» **Required task A**
Repeat the records word for word, starting from their first line and going up to and including the line with "figure-caption: Figure 7: [748, 662, 781, 772]".

» **Source**
--- Begin ---

Skip to main content

Spy thrillers need more LGBT heroes...so I created one!



Columbia is over 350 pre-orders, and I hope that it goes a lot higher! I think most creators want their work to be well-received, but many of us also want to provoke a reaction: we have something to communicate and we want lots of people to hear the message and think about it.
I want readers to meet Sami Lakhani, a different kind of spy hero.
One of the most frequently asked questions about Columbia is why I wrote a book about a gay, Muslim spy?
I think that question can be broken down into many sub-questions:
Why did I write a book about a gay, Muslim-American spy?
Why did I write a book about a gay, Muslim-American spy?
Why did I write a book about a gay, Muslim-American spy?
Why did I write a book about a gay, Muslim-American spy?
The decision to make the protagonist of the story a Muslim-American and part of the LGBT community arose from three choices. 
First, the artistic choice to do everything possible to represent historically underrepresented groups in mainstream fiction. As an artist, it is important to me to create literature from a perspective that not only challenges implicit stereotypes and biases in literature, and America, and the spy genre, but also within myself. Supporters of Columbia may find it hard to believe, but one of the most common questions that I get when I explain Columbia to people (including people in the literary/publishing world) is why I made my spy hero a gay Muslim-American?

--- End ---

» **Required task B**
Using the post about the spy novel Columbia, answer these briefly:
(i) How many pre-orders has Columbia passed?
(ii) What is the name of the book's spy hero?
(iii) How many choices led to the decision about the main character?

» **Available data**
--- Begin ---

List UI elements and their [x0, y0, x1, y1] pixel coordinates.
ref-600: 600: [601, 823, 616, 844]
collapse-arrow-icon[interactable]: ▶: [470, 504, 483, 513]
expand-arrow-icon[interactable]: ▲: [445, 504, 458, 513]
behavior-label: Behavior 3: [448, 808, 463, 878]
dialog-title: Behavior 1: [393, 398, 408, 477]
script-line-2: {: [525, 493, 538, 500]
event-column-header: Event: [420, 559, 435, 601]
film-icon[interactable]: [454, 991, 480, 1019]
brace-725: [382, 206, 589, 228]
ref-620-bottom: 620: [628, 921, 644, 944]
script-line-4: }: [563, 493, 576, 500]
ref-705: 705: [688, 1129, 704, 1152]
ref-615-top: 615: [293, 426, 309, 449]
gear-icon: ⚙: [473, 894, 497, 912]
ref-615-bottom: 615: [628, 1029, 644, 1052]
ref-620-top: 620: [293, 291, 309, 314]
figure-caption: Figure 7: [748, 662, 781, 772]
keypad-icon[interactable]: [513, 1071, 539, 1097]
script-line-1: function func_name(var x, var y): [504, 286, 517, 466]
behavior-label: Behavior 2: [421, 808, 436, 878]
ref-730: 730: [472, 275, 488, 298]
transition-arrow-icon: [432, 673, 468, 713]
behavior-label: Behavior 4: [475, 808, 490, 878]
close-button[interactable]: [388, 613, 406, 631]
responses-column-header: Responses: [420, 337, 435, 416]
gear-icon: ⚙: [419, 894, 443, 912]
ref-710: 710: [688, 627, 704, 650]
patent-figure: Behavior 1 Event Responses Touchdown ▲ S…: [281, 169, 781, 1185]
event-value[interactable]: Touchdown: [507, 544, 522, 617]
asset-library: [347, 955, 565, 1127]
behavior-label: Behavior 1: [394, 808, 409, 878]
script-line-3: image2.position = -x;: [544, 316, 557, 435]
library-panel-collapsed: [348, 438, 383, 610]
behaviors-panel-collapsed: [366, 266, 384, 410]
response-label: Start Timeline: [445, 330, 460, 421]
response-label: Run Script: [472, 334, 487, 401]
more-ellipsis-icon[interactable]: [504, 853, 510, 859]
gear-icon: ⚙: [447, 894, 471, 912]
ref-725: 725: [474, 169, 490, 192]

--- End ---

» **Expected answer A**
List UI elements and their [x0, y0, x1, y1] pixel coordinates.
ref-600: 600: [601, 823, 616, 844]
collapse-arrow-icon[interactable]: ▶: [470, 504, 483, 513]
expand-arrow-icon[interactable]: ▲: [445, 504, 458, 513]
behavior-label: Behavior 3: [448, 808, 463, 878]
dialog-title: Behavior 1: [393, 398, 408, 477]
script-line-2: {: [525, 493, 538, 500]
event-column-header: Event: [420, 559, 435, 601]
film-icon[interactable]: [454, 991, 480, 1019]
brace-725: [382, 206, 589, 228]
ref-620-bottom: 620: [628, 921, 644, 944]
script-line-4: }: [563, 493, 576, 500]
ref-705: 705: [688, 1129, 704, 1152]
ref-615-top: 615: [293, 426, 309, 449]
gear-icon: ⚙: [473, 894, 497, 912]
ref-615-bottom: 615: [628, 1029, 644, 1052]
ref-620-top: 620: [293, 291, 309, 314]
figure-caption: Figure 7: [748, 662, 781, 772]

» **Expected answer B**
(i) Over 350
(ii) Sami Lakhani
(iii) Three